▶ _Task_
Copy the data that follows exactly. Include no pictures.

>> BEGIN

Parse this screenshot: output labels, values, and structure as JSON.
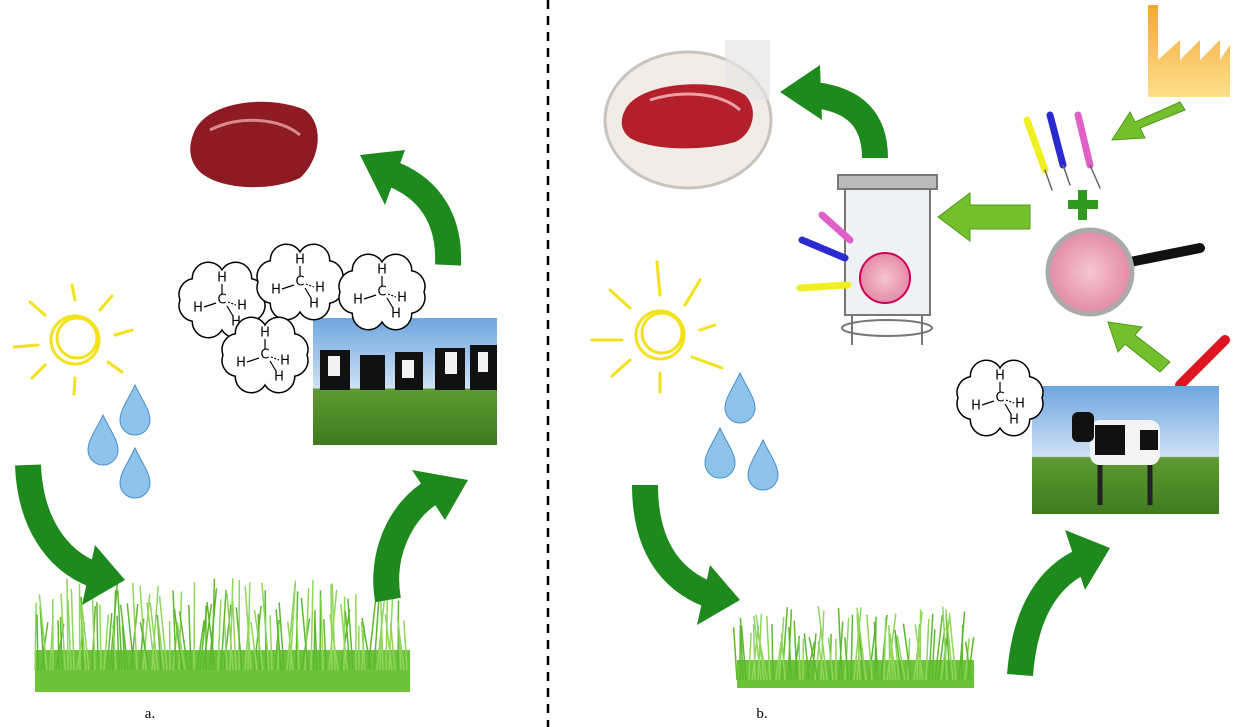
{
  "panels": [
    {
      "label": "a."
    },
    {
      "label": "b."
    }
  ],
  "molecule": {
    "carbon": "C",
    "hydrogen": "H"
  }
}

>> END

▶ _The solution_
Parse this screenshot: output labels, values, and structure as JSON.
{
  "panels": [
    {
      "label": "a."
    },
    {
      "label": "b."
    }
  ],
  "molecule": {
    "carbon": "C",
    "hydrogen": "H"
  }
}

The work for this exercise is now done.